* _TEXTAUSZUG_
Nach dem Abschluss des Studiums, zog das junge Paar nach Bukarest. Sie hatten zwei Töchter. Sie durchlebten die Widrigkeiten des kommunistischen Regimes, aber sie waren immer ihrer Forschungsarbeit und universitären Lehrtätigkeit zugewandt.
Eva hat ihren Kindern oder Enkeln nicht sehr viel über ihr Leben in den Konzentrationslagern erzählt. Bekannt ist, dass das 17-jährige Mädchen auf sich allein gestellt war bei der Bewahrung ihrer Würde unter diesen außergewöhnlichen Umständen und dass sie öfters ihre Brotration für ein Stück Seife hergab – denn Sauberkeit hat für sie immer eine bedeutende Rolle gespielt.

* _ERFASSTE DATEN_
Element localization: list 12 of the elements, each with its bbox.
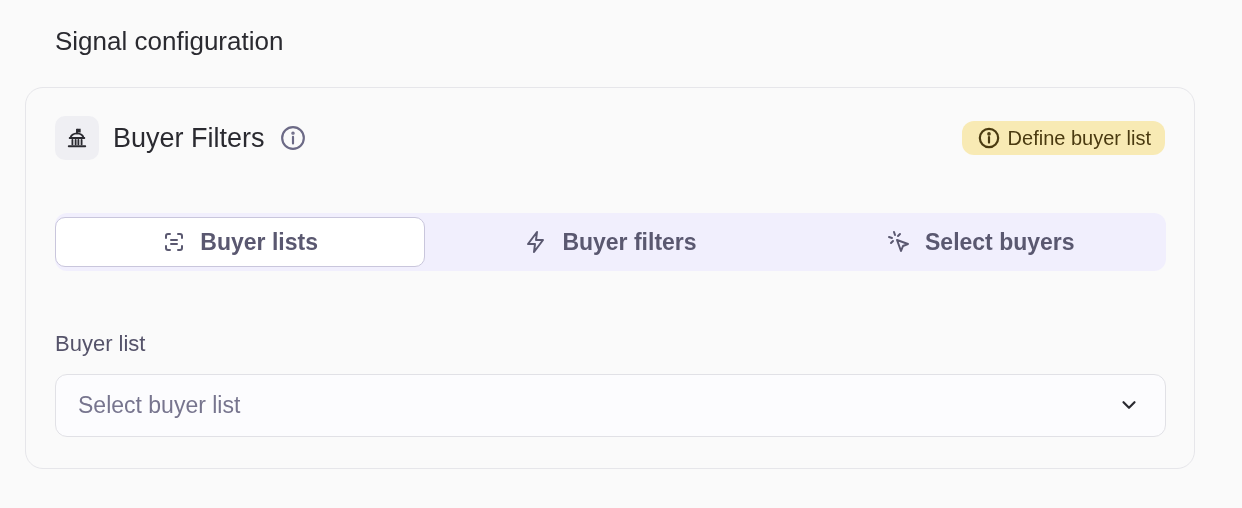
tab[interactable]: Buyer lists bbox=[55, 217, 426, 267]
building-icon bbox=[55, 116, 99, 160]
select-field[interactable]: Select buyer list bbox=[55, 374, 1166, 437]
page-title: Signal configuration bbox=[55, 25, 285, 58]
info-icon bbox=[977, 127, 1000, 149]
field-label: Buyer list bbox=[55, 331, 147, 357]
card-title: Buyer Filters bbox=[113, 122, 265, 154]
tab[interactable]: Select buyers bbox=[795, 217, 1166, 267]
badge-label: Define buyer list bbox=[1007, 126, 1151, 150]
info-icon[interactable] bbox=[279, 125, 306, 151]
cursor-click-icon bbox=[887, 230, 911, 254]
tab[interactable]: Buyer filters bbox=[425, 217, 796, 267]
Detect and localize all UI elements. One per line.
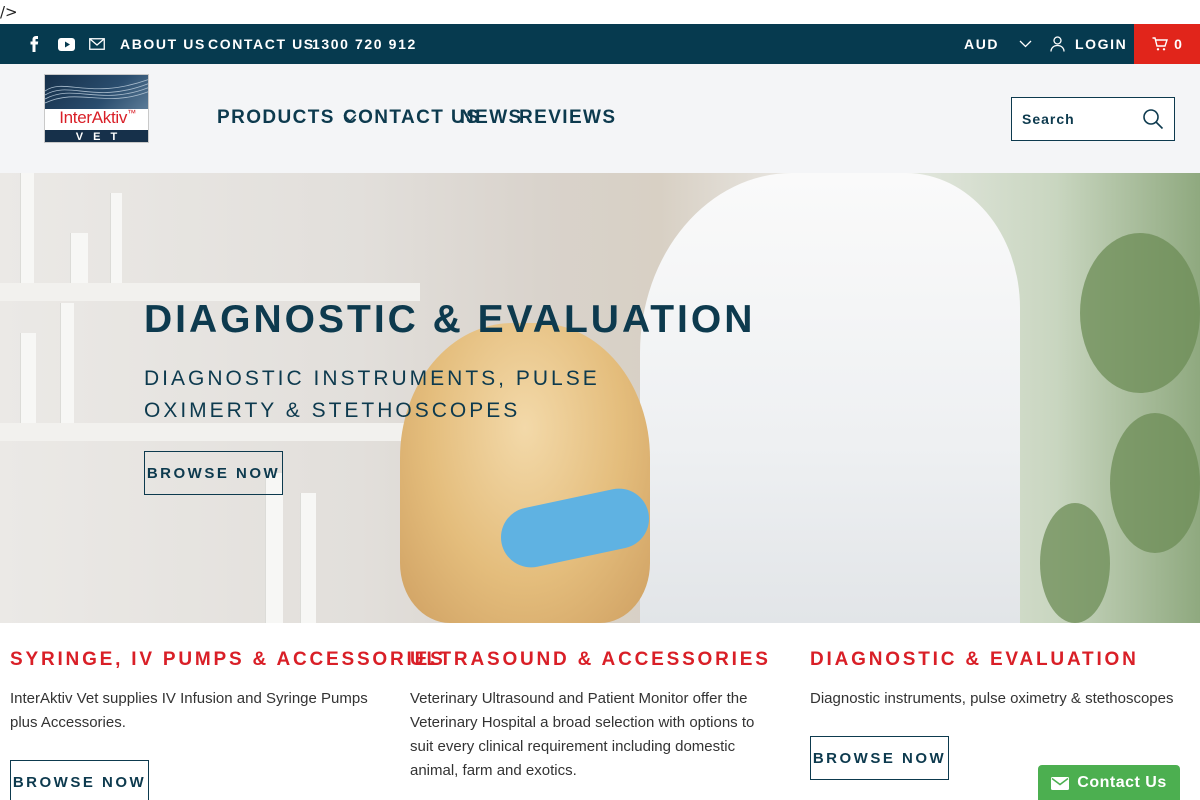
category-title[interactable]: SYRINGE, IV PUMPS & ACCESSORIES: [10, 649, 446, 671]
nav-news-wrap: NEWS: [460, 106, 523, 130]
hero-title: DIAGNOSTIC & EVALUATION: [144, 298, 756, 341]
cart-count: 0: [1174, 36, 1182, 52]
phone-link[interactable]: 1300 720 912: [312, 24, 417, 64]
contact-us-widget[interactable]: Contact Us: [1038, 765, 1180, 800]
search-input[interactable]: [1012, 98, 1138, 140]
category-title[interactable]: DIAGNOSTIC & EVALUATION: [810, 649, 1139, 671]
hero-subtitle: DIAGNOSTIC INSTRUMENTS, PULSE OXIMERTY &…: [144, 367, 600, 422]
syringe-browse-now-button[interactable]: BROWSE NOW: [10, 760, 149, 800]
nav-products[interactable]: PRODUCTS: [217, 107, 357, 129]
category-description: Veterinary Ultrasound and Patient Monito…: [410, 690, 755, 779]
cart-icon: [1152, 37, 1169, 51]
stray-markup-text: />: [0, 3, 18, 21]
currency-label: AUD: [964, 36, 1000, 52]
hero-banner: DIAGNOSTIC & EVALUATION DIAGNOSTIC INSTR…: [0, 173, 1200, 623]
email-icon[interactable]: [89, 24, 105, 64]
cart-button[interactable]: 0: [1134, 24, 1200, 64]
contact-widget-label: Contact Us: [1077, 774, 1167, 791]
hero-browse-now-button[interactable]: BROWSE NOW: [144, 451, 283, 495]
user-icon: [1050, 36, 1065, 52]
currency-selector[interactable]: AUD: [964, 24, 1032, 64]
category-title[interactable]: ULTRASOUND & ACCESSORIES: [410, 649, 771, 671]
facebook-icon[interactable]: [28, 24, 40, 64]
about-us-link[interactable]: ABOUT US: [120, 24, 206, 64]
nav-news[interactable]: NEWS: [460, 107, 523, 129]
site-logo[interactable]: InterAktiv™ VET: [44, 74, 149, 143]
nav-reviews-wrap: REVIEWS: [519, 106, 616, 130]
nav-reviews[interactable]: REVIEWS: [519, 107, 616, 129]
top-bar: ABOUT US CONTACT US 1300 720 912 AUD LOG…: [0, 24, 1200, 64]
category-description: Diagnostic instruments, pulse oximetry &…: [810, 690, 1174, 707]
main-nav: PRODUCTS: [217, 106, 357, 130]
login-link[interactable]: LOGIN: [1050, 24, 1127, 64]
site-header: InterAktiv™ VET PRODUCTS CONTACT US NEWS…: [0, 64, 1200, 173]
youtube-icon[interactable]: [58, 24, 75, 64]
search-box: [1011, 97, 1175, 141]
contact-us-link[interactable]: CONTACT US: [208, 24, 315, 64]
logo-subtitle: VET: [45, 130, 148, 142]
category-description: InterAktiv Vet supplies IV Infusion and …: [10, 690, 368, 731]
logo-graphic: [45, 75, 148, 109]
envelope-icon: [1051, 776, 1070, 790]
logo-wordmark: InterAktiv™: [59, 108, 136, 127]
login-label: LOGIN: [1075, 36, 1128, 52]
search-icon[interactable]: [1142, 108, 1164, 130]
diagnostic-browse-now-button[interactable]: BROWSE NOW: [810, 736, 949, 780]
chevron-down-icon: [1019, 40, 1032, 48]
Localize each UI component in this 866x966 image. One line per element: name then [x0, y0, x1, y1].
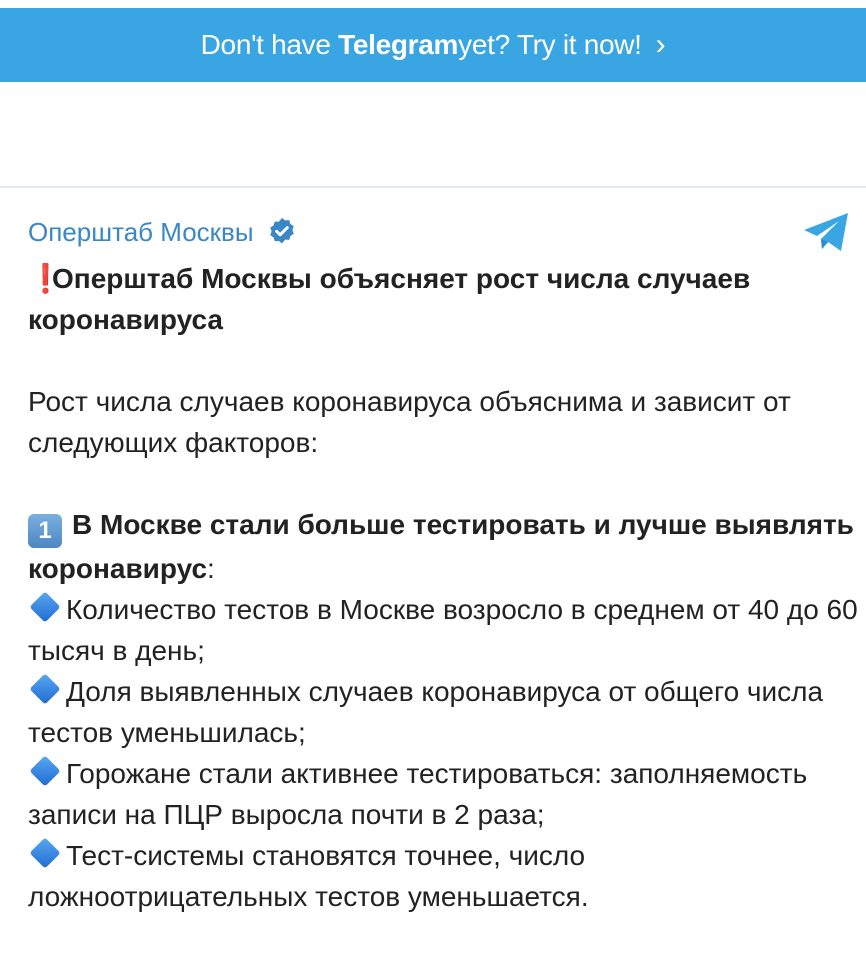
top-strip — [0, 0, 866, 8]
post-title-text: Оперштаб Москвы объясняет рост числа слу… — [28, 263, 751, 335]
post-intro: Рост числа случаев коронавируса объясним… — [28, 386, 791, 458]
banner-suffix: yet? Try it now! — [458, 29, 642, 60]
list-item: Доля выявленных случаев коронавируса от … — [28, 671, 858, 753]
banner-brand: Telegram — [338, 29, 459, 60]
blue-diamond-icon — [29, 591, 61, 623]
post-header: Оперштаб Москвы — [28, 206, 858, 258]
list-item: Количество тестов в Москве возросло в ср… — [28, 589, 858, 671]
post-title: ❗Оперштаб Москвы объясняет рост числа сл… — [28, 258, 858, 340]
blue-diamond-icon — [29, 755, 61, 787]
list-item: Тест-системы становятся точнее, число ло… — [28, 835, 858, 917]
section-colon: : — [207, 553, 215, 584]
list-item-text: Тест-системы становятся точнее, число ло… — [28, 840, 589, 912]
keycap-one-icon: 1 — [28, 514, 62, 548]
blue-diamond-icon — [29, 837, 61, 869]
section-heading-text: В Москве стали больше тестировать и лучш… — [28, 509, 854, 584]
channel-name-link[interactable]: Оперштаб Москвы — [28, 217, 254, 248]
list-item-text: Количество тестов в Москве возросло в ср… — [28, 594, 858, 666]
telegram-plane-icon[interactable] — [802, 210, 852, 254]
channel-post: Оперштаб Москвы ❗Оперштаб Москвы объясня… — [28, 206, 858, 917]
exclamation-icon: ❗ — [28, 263, 63, 294]
section-heading: 1В Москве стали больше тестировать и луч… — [28, 504, 858, 589]
list-item-text: Доля выявленных случаев коронавируса от … — [28, 676, 824, 748]
verified-badge-icon — [269, 218, 294, 244]
blue-diamond-icon — [29, 673, 61, 705]
divider — [0, 186, 866, 188]
banner-prefix: Don't have — [200, 29, 331, 60]
chevron-right-icon: › — [655, 28, 666, 61]
list-item: Горожане стали активнее тестироваться: з… — [28, 753, 858, 835]
post-text: ❗Оперштаб Москвы объясняет рост числа сл… — [28, 258, 858, 917]
list-item-text: Горожане стали активнее тестироваться: з… — [28, 758, 808, 830]
get-telegram-banner[interactable]: Don't have Telegram yet? Try it now! › — [0, 8, 866, 82]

* _AUFGABEN_
1) Was gab Eva laut dem Textauszug öfters für ein Stück Seife her?
2) Schreiben Sie aus dem Textauszug den Abschnitt zwischen „Nach dem Abschluss“ und „universitären Lehrtätigkeit zugewandt.“ einschließlich wortgetreu ab.
3) Führen Sie den Textauszug über Evas Leben im Anschluss an seinen letzten Satz weiter.

* _LÖSUNGEN_
1) Ihre Brotration.

2)
Nach dem Abschluss des Studiums, zog das junge Paar nach Bukarest. Sie hatten zwei Töchter. Sie durchlebten die Widrigkeiten des kommunistischen Regimes, aber sie waren immer ihrer Forschungsarbeit und universitären Lehrtätigkeit zugewandt.

3)
Nach dem Horror des Krieges war es ihr ebenso wichtig, ihre Töchter im Geist der Toleranz anstelle von Vorurteilen zu erziehen. Und auch wenn Rumänien kein reiches Land war, so hat sie es zusammen mit ihrem Ehemann geschafft, dass es den Kindern an nichts Wesentlichem fehlte: Kultur, Gesundheit, Fraulichkeit, Freunde, gutes Essen und guten Geschmack.
Die, die sie kannten, danken ihr für alles.